Record set |
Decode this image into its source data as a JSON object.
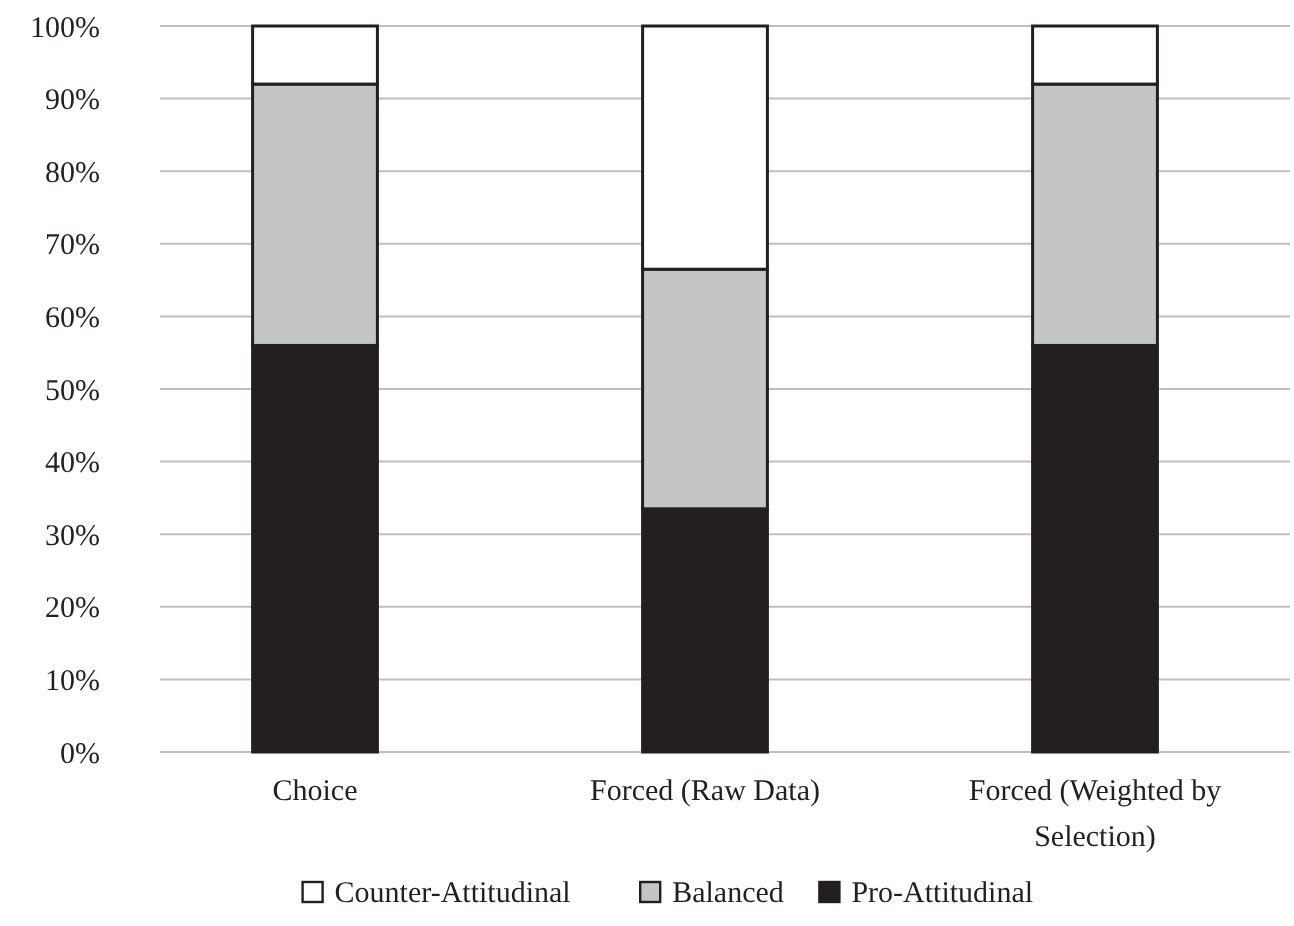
{
  "chart_data": {
    "type": "bar",
    "stacked": true,
    "categories": [
      "Choice",
      "Forced (Raw Data)",
      "Forced (Weighted by Selection)"
    ],
    "series": [
      {
        "name": "Pro-Attitudinal",
        "color": "#231f20",
        "values": [
          56,
          33.5,
          56
        ]
      },
      {
        "name": "Balanced",
        "color": "#c4c5c7",
        "values": [
          36,
          33,
          36
        ]
      },
      {
        "name": "Counter-Attitudinal",
        "color": "#ffffff",
        "values": [
          8,
          33.5,
          8
        ]
      }
    ],
    "ylim": [
      0,
      100
    ],
    "yticks": [
      {
        "value": 0,
        "label": "0%"
      },
      {
        "value": 10,
        "label": "10%"
      },
      {
        "value": 20,
        "label": "20%"
      },
      {
        "value": 30,
        "label": "30%"
      },
      {
        "value": 40,
        "label": "40%"
      },
      {
        "value": 50,
        "label": "50%"
      },
      {
        "value": 60,
        "label": "60%"
      },
      {
        "value": 70,
        "label": "70%"
      },
      {
        "value": 80,
        "label": "80%"
      },
      {
        "value": 90,
        "label": "90%"
      },
      {
        "value": 100,
        "label": "100%"
      }
    ],
    "grid": "y",
    "legend": "bottom"
  }
}
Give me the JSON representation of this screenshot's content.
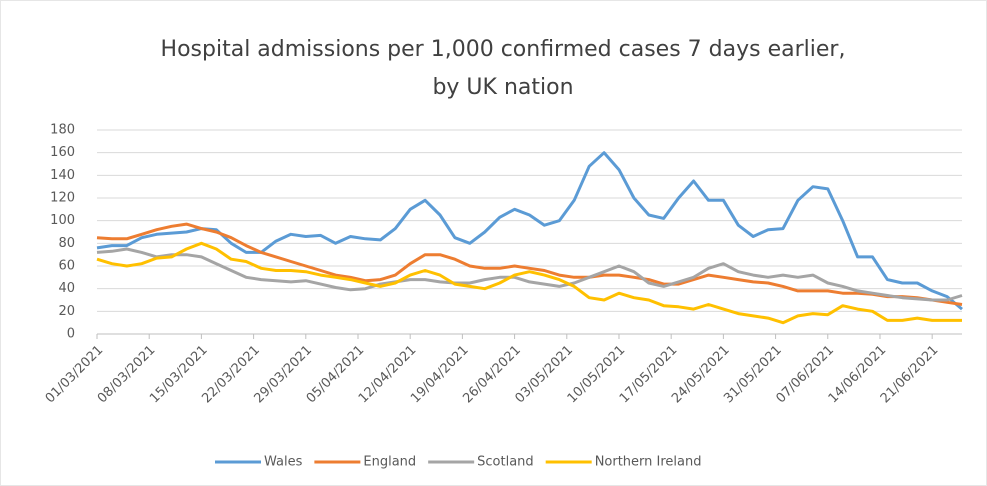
{
  "chart_data": {
    "type": "line",
    "title": [
      "Hospital admissions per 1,000 confirmed cases 7 days earlier,",
      "by UK nation"
    ],
    "x": [
      "01/03/2021",
      "03/03/2021",
      "05/03/2021",
      "07/03/2021",
      "09/03/2021",
      "11/03/2021",
      "13/03/2021",
      "15/03/2021",
      "17/03/2021",
      "19/03/2021",
      "21/03/2021",
      "23/03/2021",
      "25/03/2021",
      "27/03/2021",
      "29/03/2021",
      "31/03/2021",
      "02/04/2021",
      "04/04/2021",
      "06/04/2021",
      "08/04/2021",
      "10/04/2021",
      "12/04/2021",
      "14/04/2021",
      "16/04/2021",
      "18/04/2021",
      "20/04/2021",
      "22/04/2021",
      "24/04/2021",
      "26/04/2021",
      "28/04/2021",
      "30/04/2021",
      "02/05/2021",
      "04/05/2021",
      "06/05/2021",
      "08/05/2021",
      "10/05/2021",
      "12/05/2021",
      "14/05/2021",
      "16/05/2021",
      "18/05/2021",
      "20/05/2021",
      "22/05/2021",
      "24/05/2021",
      "26/05/2021",
      "28/05/2021",
      "30/05/2021",
      "01/06/2021",
      "03/06/2021",
      "05/06/2021",
      "07/06/2021",
      "09/06/2021",
      "11/06/2021",
      "13/06/2021",
      "15/06/2021",
      "17/06/2021",
      "19/06/2021",
      "21/06/2021",
      "23/06/2021",
      "25/06/2021"
    ],
    "series": [
      {
        "name": "Wales",
        "color": "#5b9bd5",
        "values": [
          76,
          78,
          78,
          85,
          88,
          89,
          90,
          93,
          92,
          80,
          72,
          72,
          82,
          88,
          86,
          87,
          80,
          86,
          84,
          83,
          93,
          110,
          118,
          105,
          85,
          80,
          90,
          103,
          110,
          105,
          96,
          100,
          118,
          148,
          160,
          145,
          120,
          105,
          102,
          120,
          135,
          118,
          118,
          96,
          86,
          92,
          93,
          118,
          130,
          128,
          100,
          68,
          68,
          48,
          45,
          45,
          38,
          33,
          22
        ]
      },
      {
        "name": "England",
        "color": "#ed7d31",
        "values": [
          85,
          84,
          84,
          88,
          92,
          95,
          97,
          93,
          90,
          85,
          78,
          72,
          68,
          64,
          60,
          56,
          52,
          50,
          47,
          48,
          52,
          62,
          70,
          70,
          66,
          60,
          58,
          58,
          60,
          58,
          56,
          52,
          50,
          50,
          52,
          52,
          50,
          48,
          44,
          44,
          48,
          52,
          50,
          48,
          46,
          45,
          42,
          38,
          38,
          38,
          36,
          36,
          35,
          33,
          33,
          32,
          30,
          28,
          26
        ]
      },
      {
        "name": "Scotland",
        "color": "#a5a5a5",
        "values": [
          72,
          73,
          75,
          72,
          68,
          70,
          70,
          68,
          62,
          56,
          50,
          48,
          47,
          46,
          47,
          44,
          41,
          39,
          40,
          44,
          46,
          48,
          48,
          46,
          45,
          45,
          48,
          50,
          50,
          46,
          44,
          42,
          45,
          50,
          55,
          60,
          55,
          45,
          42,
          46,
          50,
          58,
          62,
          55,
          52,
          50,
          52,
          50,
          52,
          45,
          42,
          38,
          36,
          34,
          32,
          31,
          30,
          30,
          34
        ]
      },
      {
        "name": "Northern Ireland",
        "color": "#ffc000",
        "values": [
          66,
          62,
          60,
          62,
          67,
          68,
          75,
          80,
          75,
          66,
          64,
          58,
          56,
          56,
          55,
          52,
          50,
          48,
          45,
          42,
          45,
          52,
          56,
          52,
          44,
          42,
          40,
          45,
          52,
          55,
          52,
          48,
          42,
          32,
          30,
          36,
          32,
          30,
          25,
          24,
          22,
          26,
          22,
          18,
          16,
          14,
          10,
          16,
          18,
          17,
          25,
          22,
          20,
          12,
          12,
          14,
          12,
          12,
          12
        ]
      }
    ],
    "xlim": [
      "01/03/2021",
      "25/06/2021"
    ],
    "xticks": [
      "01/03/2021",
      "08/03/2021",
      "15/03/2021",
      "22/03/2021",
      "29/03/2021",
      "05/04/2021",
      "12/04/2021",
      "19/04/2021",
      "26/04/2021",
      "03/05/2021",
      "10/05/2021",
      "17/05/2021",
      "24/05/2021",
      "31/05/2021",
      "07/06/2021",
      "14/06/2021",
      "21/06/2021"
    ],
    "ylim": [
      0,
      180
    ],
    "yticks": [
      0,
      20,
      40,
      60,
      80,
      100,
      120,
      140,
      160,
      180
    ],
    "grid": true,
    "legend": "bottom"
  }
}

Stated exercise |
Gather every line from the listing above in which the word "Attitudinal" appears.

Task output |
        "name": "Pro-Attitudinal",
        "name": "Counter-Attitudinal",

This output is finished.